* _Objective_:
Please write out the material below exactly as given.

Data excerpts
- - - - - - -
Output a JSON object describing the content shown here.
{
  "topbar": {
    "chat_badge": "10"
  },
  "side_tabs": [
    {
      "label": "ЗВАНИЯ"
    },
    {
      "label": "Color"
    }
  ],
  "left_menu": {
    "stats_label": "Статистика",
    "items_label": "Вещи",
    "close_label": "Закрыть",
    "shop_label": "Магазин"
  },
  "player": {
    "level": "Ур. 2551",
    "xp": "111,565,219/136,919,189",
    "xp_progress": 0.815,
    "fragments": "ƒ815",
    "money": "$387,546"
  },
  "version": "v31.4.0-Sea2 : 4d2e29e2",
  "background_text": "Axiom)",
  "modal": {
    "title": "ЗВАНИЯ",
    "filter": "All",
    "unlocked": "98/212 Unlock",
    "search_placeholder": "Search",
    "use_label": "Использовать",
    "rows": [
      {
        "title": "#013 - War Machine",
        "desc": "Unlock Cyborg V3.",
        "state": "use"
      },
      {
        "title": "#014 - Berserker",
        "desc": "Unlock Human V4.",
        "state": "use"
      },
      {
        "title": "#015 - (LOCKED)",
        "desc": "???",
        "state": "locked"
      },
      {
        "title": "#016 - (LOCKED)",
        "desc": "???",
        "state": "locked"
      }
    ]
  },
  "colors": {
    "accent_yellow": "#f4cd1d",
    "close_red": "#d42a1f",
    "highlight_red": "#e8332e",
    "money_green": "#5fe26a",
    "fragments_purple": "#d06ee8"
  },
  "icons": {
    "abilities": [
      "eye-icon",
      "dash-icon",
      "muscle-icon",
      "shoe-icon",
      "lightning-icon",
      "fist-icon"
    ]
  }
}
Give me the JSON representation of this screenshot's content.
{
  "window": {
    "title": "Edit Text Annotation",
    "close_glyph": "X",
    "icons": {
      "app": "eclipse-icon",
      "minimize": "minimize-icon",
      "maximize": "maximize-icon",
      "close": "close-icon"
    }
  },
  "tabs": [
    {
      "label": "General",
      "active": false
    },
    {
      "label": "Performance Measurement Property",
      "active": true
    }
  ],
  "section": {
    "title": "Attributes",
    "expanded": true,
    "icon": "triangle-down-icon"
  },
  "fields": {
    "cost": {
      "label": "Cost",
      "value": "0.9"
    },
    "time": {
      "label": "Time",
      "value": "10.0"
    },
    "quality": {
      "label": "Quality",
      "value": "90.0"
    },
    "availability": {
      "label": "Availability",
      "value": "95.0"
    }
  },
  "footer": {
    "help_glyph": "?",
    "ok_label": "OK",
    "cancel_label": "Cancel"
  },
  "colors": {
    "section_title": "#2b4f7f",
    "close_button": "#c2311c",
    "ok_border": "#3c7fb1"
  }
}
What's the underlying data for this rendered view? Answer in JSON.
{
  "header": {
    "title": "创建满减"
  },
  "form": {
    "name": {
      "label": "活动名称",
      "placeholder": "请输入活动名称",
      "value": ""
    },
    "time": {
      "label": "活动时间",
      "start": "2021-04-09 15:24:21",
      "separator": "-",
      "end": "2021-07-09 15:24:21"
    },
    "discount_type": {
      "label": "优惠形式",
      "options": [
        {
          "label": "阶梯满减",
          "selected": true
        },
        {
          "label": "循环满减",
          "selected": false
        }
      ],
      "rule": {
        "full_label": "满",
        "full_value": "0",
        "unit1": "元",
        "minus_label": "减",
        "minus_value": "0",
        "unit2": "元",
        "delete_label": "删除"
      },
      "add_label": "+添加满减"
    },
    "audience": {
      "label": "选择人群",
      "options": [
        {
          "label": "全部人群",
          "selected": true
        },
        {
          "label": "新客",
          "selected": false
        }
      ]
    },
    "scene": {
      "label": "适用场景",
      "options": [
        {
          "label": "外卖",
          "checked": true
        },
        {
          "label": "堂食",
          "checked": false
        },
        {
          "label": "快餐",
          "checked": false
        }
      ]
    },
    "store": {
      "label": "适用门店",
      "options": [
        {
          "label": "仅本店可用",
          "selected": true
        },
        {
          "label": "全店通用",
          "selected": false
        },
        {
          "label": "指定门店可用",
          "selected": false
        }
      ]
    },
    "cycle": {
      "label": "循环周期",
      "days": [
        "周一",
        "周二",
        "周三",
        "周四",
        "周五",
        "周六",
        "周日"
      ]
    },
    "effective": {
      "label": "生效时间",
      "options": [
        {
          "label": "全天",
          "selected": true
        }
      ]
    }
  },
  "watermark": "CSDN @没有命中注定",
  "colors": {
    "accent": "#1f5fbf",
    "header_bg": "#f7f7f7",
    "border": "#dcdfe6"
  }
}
- - - - - - -
* _Response to the task_:
Output a JSON object describing the content shown here.
{
  "topbar": {
    "chat_badge": "10"
  },
  "side_tabs": [
    {
      "label": "ЗВАНИЯ"
    },
    {
      "label": "Color"
    }
  ],
  "left_menu": {
    "stats_label": "Статистика",
    "items_label": "Вещи",
    "close_label": "Закрыть",
    "shop_label": "Магазин"
  },
  "player": {
    "level": "Ур. 2551",
    "xp": "111,565,219/136,919,189",
    "xp_progress": 0.815,
    "fragments": "ƒ815",
    "money": "$387,546"
  },
  "version": "v31.4.0-Sea2 : 4d2e29e2",
  "background_text": "Axiom)",
  "modal": {
    "title": "ЗВАНИЯ",
    "filter": "All",
    "unlocked": "98/212 Unlock",
    "search_placeholder": "Search",
    "use_label": "Использовать",
    "rows": [
      {
        "title": "#013 - War Machine",
        "desc": "Unlock Cyborg V3.",
        "state": "use"
      },
      {
        "title": "#014 - Berserker",
        "desc": "Unlock Human V4.",
        "state": "use"
      },
      {
        "title": "#015 - (LOCKED)",
        "desc": "???",
        "state": "locked"
      },
      {
        "title": "#016 - (LOCKED)",
        "desc": "???",
        "state": "locked"
      }
    ]
  },
  "colors": {
    "accent_yellow": "#f4cd1d",
    "close_red": "#d42a1f",
    "highlight_red": "#e8332e",
    "money_green": "#5fe26a",
    "fragments_purple": "#d06ee8"
  },
  "icons": {
    "abilities": [
      "eye-icon",
      "dash-icon",
      "muscle-icon",
      "shoe-icon",
      "lightning-icon",
      "fist-icon"
    ]
  }
}
Give me the JSON representation of this screenshot's content.
{
  "window": {
    "title": "Edit Text Annotation",
    "close_glyph": "X",
    "icons": {
      "app": "eclipse-icon",
      "minimize": "minimize-icon",
      "maximize": "maximize-icon",
      "close": "close-icon"
    }
  },
  "tabs": [
    {
      "label": "General",
      "active": false
    },
    {
      "label": "Performance Measurement Property",
      "active": true
    }
  ],
  "section": {
    "title": "Attributes",
    "expanded": true,
    "icon": "triangle-down-icon"
  },
  "fields": {
    "cost": {
      "label": "Cost",
      "value": "0.9"
    },
    "time": {
      "label": "Time",
      "value": "10.0"
    },
    "quality": {
      "label": "Quality",
      "value": "90.0"
    },
    "availability": {
      "label": "Availability",
      "value": "95.0"
    }
  },
  "footer": {
    "help_glyph": "?",
    "ok_label": "OK",
    "cancel_label": "Cancel"
  },
  "colors": {
    "section_title": "#2b4f7f",
    "close_button": "#c2311c",
    "ok_border": "#3c7fb1"
  }
}
What's the underlying data for this rendered view? Answer in JSON.
{
  "header": {
    "title": "创建满减"
  },
  "form": {
    "name": {
      "label": "活动名称",
      "placeholder": "请输入活动名称",
      "value": ""
    },
    "time": {
      "label": "活动时间",
      "start": "2021-04-09 15:24:21",
      "separator": "-",
      "end": "2021-07-09 15:24:21"
    },
    "discount_type": {
      "label": "优惠形式",
      "options": [
        {
          "label": "阶梯满减",
          "selected": true
        },
        {
          "label": "循环满减",
          "selected": false
        }
      ],
      "rule": {
        "full_label": "满",
        "full_value": "0",
        "unit1": "元",
        "minus_label": "减",
        "minus_value": "0",
        "unit2": "元",
        "delete_label": "删除"
      },
      "add_label": "+添加满减"
    },
    "audience": {
      "label": "选择人群",
      "options": [
        {
          "label": "全部人群",
          "selected": true
        },
        {
          "label": "新客",
          "selected": false
        }
      ]
    },
    "scene": {
      "label": "适用场景",
      "options": [
        {
          "label": "外卖",
          "checked": true
        },
        {
          "label": "堂食",
          "checked": false
        },
        {
          "label": "快餐",
          "checked": false
        }
      ]
    },
    "store": {
      "label": "适用门店",
      "options": [
        {
          "label": "仅本店可用",
          "selected": true
        },
        {
          "label": "全店通用",
          "selected": false
        },
        {
          "label": "指定门店可用",
          "selected": false
        }
      ]
    },
    "cycle": {
      "label": "循环周期",
      "days": [
        "周一",
        "周二",
        "周三",
        "周四",
        "周五",
        "周六",
        "周日"
      ]
    },
    "effective": {
      "label": "生效时间",
      "options": [
        {
          "label": "全天",
          "selected": true
        }
      ]
    }
  },
  "watermark": "CSDN @没有命中注定",
  "colors": {
    "accent": "#1f5fbf",
    "header_bg": "#f7f7f7",
    "border": "#dcdfe6"
  }
}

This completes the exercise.